**** Data for the task

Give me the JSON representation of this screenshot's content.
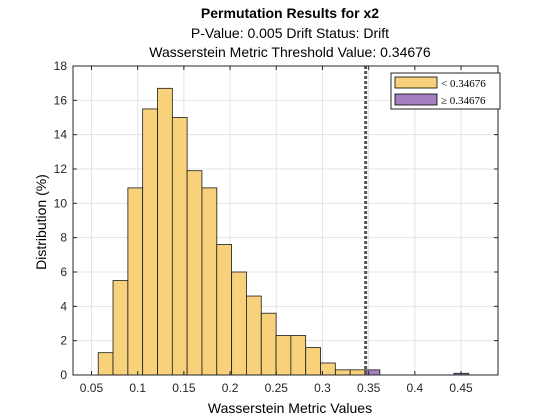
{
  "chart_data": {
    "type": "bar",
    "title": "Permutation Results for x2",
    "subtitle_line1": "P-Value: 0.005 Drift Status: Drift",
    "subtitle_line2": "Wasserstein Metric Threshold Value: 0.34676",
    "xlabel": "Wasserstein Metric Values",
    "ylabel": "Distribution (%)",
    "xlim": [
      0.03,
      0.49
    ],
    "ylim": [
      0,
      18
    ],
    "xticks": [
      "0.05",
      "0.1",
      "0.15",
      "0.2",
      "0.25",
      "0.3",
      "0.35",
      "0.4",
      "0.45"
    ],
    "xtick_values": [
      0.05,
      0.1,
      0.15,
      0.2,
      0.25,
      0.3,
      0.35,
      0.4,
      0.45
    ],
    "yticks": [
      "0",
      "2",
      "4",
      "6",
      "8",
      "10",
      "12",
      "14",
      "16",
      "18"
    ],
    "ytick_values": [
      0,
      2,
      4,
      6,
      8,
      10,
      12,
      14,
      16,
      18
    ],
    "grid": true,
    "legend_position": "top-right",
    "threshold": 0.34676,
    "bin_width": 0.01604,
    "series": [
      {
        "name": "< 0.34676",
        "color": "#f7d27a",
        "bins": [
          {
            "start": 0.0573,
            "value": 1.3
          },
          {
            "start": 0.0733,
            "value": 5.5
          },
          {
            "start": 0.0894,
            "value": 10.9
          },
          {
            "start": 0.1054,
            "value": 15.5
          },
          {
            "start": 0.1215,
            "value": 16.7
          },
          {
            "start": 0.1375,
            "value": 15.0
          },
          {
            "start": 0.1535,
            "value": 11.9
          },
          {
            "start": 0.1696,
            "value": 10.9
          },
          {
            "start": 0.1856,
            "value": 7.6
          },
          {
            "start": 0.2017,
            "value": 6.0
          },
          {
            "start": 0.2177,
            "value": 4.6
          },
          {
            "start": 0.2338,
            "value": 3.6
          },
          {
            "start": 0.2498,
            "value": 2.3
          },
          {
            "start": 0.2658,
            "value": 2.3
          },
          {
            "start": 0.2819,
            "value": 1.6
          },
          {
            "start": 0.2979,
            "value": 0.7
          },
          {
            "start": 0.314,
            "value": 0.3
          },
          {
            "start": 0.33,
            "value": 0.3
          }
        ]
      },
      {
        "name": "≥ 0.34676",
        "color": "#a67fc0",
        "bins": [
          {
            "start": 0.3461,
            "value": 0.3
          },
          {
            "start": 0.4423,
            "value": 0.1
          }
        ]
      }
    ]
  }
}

********

* _Written instruction_:
Examine the records and pull out every line where the string "Wasserstein" occurs.

* _Task answer_:
    "subtitle_line2": "Wasserstein Metric Threshold Value: 0.34676",
    "xlabel": "Wasserstein Metric Values",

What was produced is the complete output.